GIVEN EXERCISE – Each entry below is to be extracted exactly.

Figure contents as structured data
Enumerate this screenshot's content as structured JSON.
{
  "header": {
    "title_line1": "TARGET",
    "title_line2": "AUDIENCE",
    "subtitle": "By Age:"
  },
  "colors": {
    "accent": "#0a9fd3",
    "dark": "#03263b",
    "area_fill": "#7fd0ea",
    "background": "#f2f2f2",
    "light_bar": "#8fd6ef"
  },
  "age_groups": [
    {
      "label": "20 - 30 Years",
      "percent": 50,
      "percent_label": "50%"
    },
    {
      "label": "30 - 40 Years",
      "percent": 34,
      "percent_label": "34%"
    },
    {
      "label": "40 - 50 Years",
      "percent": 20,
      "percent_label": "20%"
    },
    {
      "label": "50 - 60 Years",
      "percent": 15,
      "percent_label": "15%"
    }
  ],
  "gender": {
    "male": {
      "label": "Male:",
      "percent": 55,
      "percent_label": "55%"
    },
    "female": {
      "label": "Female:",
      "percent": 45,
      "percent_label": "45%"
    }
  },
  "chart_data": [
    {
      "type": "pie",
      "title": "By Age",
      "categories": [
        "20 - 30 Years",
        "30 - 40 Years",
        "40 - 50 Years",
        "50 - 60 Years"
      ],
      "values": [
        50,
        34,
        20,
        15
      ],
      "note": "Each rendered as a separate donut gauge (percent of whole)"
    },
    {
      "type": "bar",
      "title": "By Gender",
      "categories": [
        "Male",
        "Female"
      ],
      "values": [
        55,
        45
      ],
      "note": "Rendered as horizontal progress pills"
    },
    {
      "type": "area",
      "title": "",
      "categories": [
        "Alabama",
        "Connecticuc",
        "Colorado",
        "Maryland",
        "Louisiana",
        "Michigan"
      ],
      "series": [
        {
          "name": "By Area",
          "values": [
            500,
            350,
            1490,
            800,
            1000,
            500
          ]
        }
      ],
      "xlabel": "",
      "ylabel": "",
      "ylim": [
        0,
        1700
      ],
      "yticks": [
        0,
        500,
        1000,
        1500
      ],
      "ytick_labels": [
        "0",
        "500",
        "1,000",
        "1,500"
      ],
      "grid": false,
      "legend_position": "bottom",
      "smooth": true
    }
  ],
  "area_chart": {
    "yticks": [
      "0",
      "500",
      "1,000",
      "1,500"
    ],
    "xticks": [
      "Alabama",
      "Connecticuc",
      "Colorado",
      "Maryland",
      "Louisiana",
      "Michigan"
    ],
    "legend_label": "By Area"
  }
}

COMPLETE OUTPUT –
Enumerate this screenshot's content as structured JSON.
{
  "header": {
    "title_line1": "TARGET",
    "title_line2": "AUDIENCE",
    "subtitle": "By Age:"
  },
  "colors": {
    "accent": "#0a9fd3",
    "dark": "#03263b",
    "area_fill": "#7fd0ea",
    "background": "#f2f2f2",
    "light_bar": "#8fd6ef"
  },
  "age_groups": [
    {
      "label": "20 - 30 Years",
      "percent": 50,
      "percent_label": "50%"
    },
    {
      "label": "30 - 40 Years",
      "percent": 34,
      "percent_label": "34%"
    },
    {
      "label": "40 - 50 Years",
      "percent": 20,
      "percent_label": "20%"
    },
    {
      "label": "50 - 60 Years",
      "percent": 15,
      "percent_label": "15%"
    }
  ],
  "gender": {
    "male": {
      "label": "Male:",
      "percent": 55,
      "percent_label": "55%"
    },
    "female": {
      "label": "Female:",
      "percent": 45,
      "percent_label": "45%"
    }
  },
  "chart_data": [
    {
      "type": "pie",
      "title": "By Age",
      "categories": [
        "20 - 30 Years",
        "30 - 40 Years",
        "40 - 50 Years",
        "50 - 60 Years"
      ],
      "values": [
        50,
        34,
        20,
        15
      ],
      "note": "Each rendered as a separate donut gauge (percent of whole)"
    },
    {
      "type": "bar",
      "title": "By Gender",
      "categories": [
        "Male",
        "Female"
      ],
      "values": [
        55,
        45
      ],
      "note": "Rendered as horizontal progress pills"
    },
    {
      "type": "area",
      "title": "",
      "categories": [
        "Alabama",
        "Connecticuc",
        "Colorado",
        "Maryland",
        "Louisiana",
        "Michigan"
      ],
      "series": [
        {
          "name": "By Area",
          "values": [
            500,
            350,
            1490,
            800,
            1000,
            500
          ]
        }
      ],
      "xlabel": "",
      "ylabel": "",
      "ylim": [
        0,
        1700
      ],
      "yticks": [
        0,
        500,
        1000,
        1500
      ],
      "ytick_labels": [
        "0",
        "500",
        "1,000",
        "1,500"
      ],
      "grid": false,
      "legend_position": "bottom",
      "smooth": true
    }
  ],
  "area_chart": {
    "yticks": [
      "0",
      "500",
      "1,000",
      "1,500"
    ],
    "xticks": [
      "Alabama",
      "Connecticuc",
      "Colorado",
      "Maryland",
      "Louisiana",
      "Michigan"
    ],
    "legend_label": "By Area"
  }
}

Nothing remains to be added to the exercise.